## Input
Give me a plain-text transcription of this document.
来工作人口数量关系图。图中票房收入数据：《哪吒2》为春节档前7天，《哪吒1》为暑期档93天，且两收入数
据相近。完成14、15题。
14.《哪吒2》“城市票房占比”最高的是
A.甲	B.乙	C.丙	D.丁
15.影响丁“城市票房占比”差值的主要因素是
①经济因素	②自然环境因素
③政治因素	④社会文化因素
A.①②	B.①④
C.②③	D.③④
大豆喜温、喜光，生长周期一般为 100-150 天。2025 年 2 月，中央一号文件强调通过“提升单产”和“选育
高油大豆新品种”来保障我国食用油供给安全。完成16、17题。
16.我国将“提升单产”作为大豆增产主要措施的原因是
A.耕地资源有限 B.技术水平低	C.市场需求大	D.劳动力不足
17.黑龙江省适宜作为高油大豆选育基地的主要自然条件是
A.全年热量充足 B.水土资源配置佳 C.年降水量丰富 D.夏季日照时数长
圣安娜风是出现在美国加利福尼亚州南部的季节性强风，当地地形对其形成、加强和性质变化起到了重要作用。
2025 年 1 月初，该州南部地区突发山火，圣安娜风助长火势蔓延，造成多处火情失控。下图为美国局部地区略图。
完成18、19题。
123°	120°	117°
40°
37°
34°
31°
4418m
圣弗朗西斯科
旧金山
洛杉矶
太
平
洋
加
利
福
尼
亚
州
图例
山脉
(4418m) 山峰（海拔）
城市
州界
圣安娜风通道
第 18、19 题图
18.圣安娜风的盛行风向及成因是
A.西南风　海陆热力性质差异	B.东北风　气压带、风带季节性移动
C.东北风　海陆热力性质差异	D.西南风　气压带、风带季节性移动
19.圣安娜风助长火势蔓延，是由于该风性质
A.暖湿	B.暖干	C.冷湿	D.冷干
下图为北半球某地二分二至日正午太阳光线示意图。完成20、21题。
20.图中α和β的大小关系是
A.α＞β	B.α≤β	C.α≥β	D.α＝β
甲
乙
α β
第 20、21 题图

## Task directions
Repeat the data above, word for word.

## Exercise output
Give me a plain-text transcription of this document.
来工作人口数量关系图。图中票房收入数据：《哪吒2》为春节档前7天，《哪吒1》为暑期档93天，且两收入数
据相近。完成14、15题。
14.《哪吒2》“城市票房占比”最高的是
A.甲	B.乙	C.丙	D.丁
15.影响丁“城市票房占比”差值的主要因素是
①经济因素	②自然环境因素
③政治因素	④社会文化因素
A.①②	B.①④
C.②③	D.③④
大豆喜温、喜光，生长周期一般为 100-150 天。2025 年 2 月，中央一号文件强调通过“提升单产”和“选育
高油大豆新品种”来保障我国食用油供给安全。完成16、17题。
16.我国将“提升单产”作为大豆增产主要措施的原因是
A.耕地资源有限 B.技术水平低	C.市场需求大	D.劳动力不足
17.黑龙江省适宜作为高油大豆选育基地的主要自然条件是
A.全年热量充足 B.水土资源配置佳 C.年降水量丰富 D.夏季日照时数长
圣安娜风是出现在美国加利福尼亚州南部的季节性强风，当地地形对其形成、加强和性质变化起到了重要作用。
2025 年 1 月初，该州南部地区突发山火，圣安娜风助长火势蔓延，造成多处火情失控。下图为美国局部地区略图。
完成18、19题。
123°	120°	117°
40°
37°
34°
31°
4418m
圣弗朗西斯科
旧金山
洛杉矶
太
平
洋
加
利
福
尼
亚
州
图例
山脉
(4418m) 山峰（海拔）
城市
州界
圣安娜风通道
第 18、19 题图
18.圣安娜风的盛行风向及成因是
A.西南风　海陆热力性质差异	B.东北风　气压带、风带季节性移动
C.东北风　海陆热力性质差异	D.西南风　气压带、风带季节性移动
19.圣安娜风助长火势蔓延，是由于该风性质
A.暖湿	B.暖干	C.冷湿	D.冷干
下图为北半球某地二分二至日正午太阳光线示意图。完成20、21题。
20.图中α和β的大小关系是
A.α＞β	B.α≤β	C.α≥β	D.α＝β
甲
乙
α β
第 20、21 题图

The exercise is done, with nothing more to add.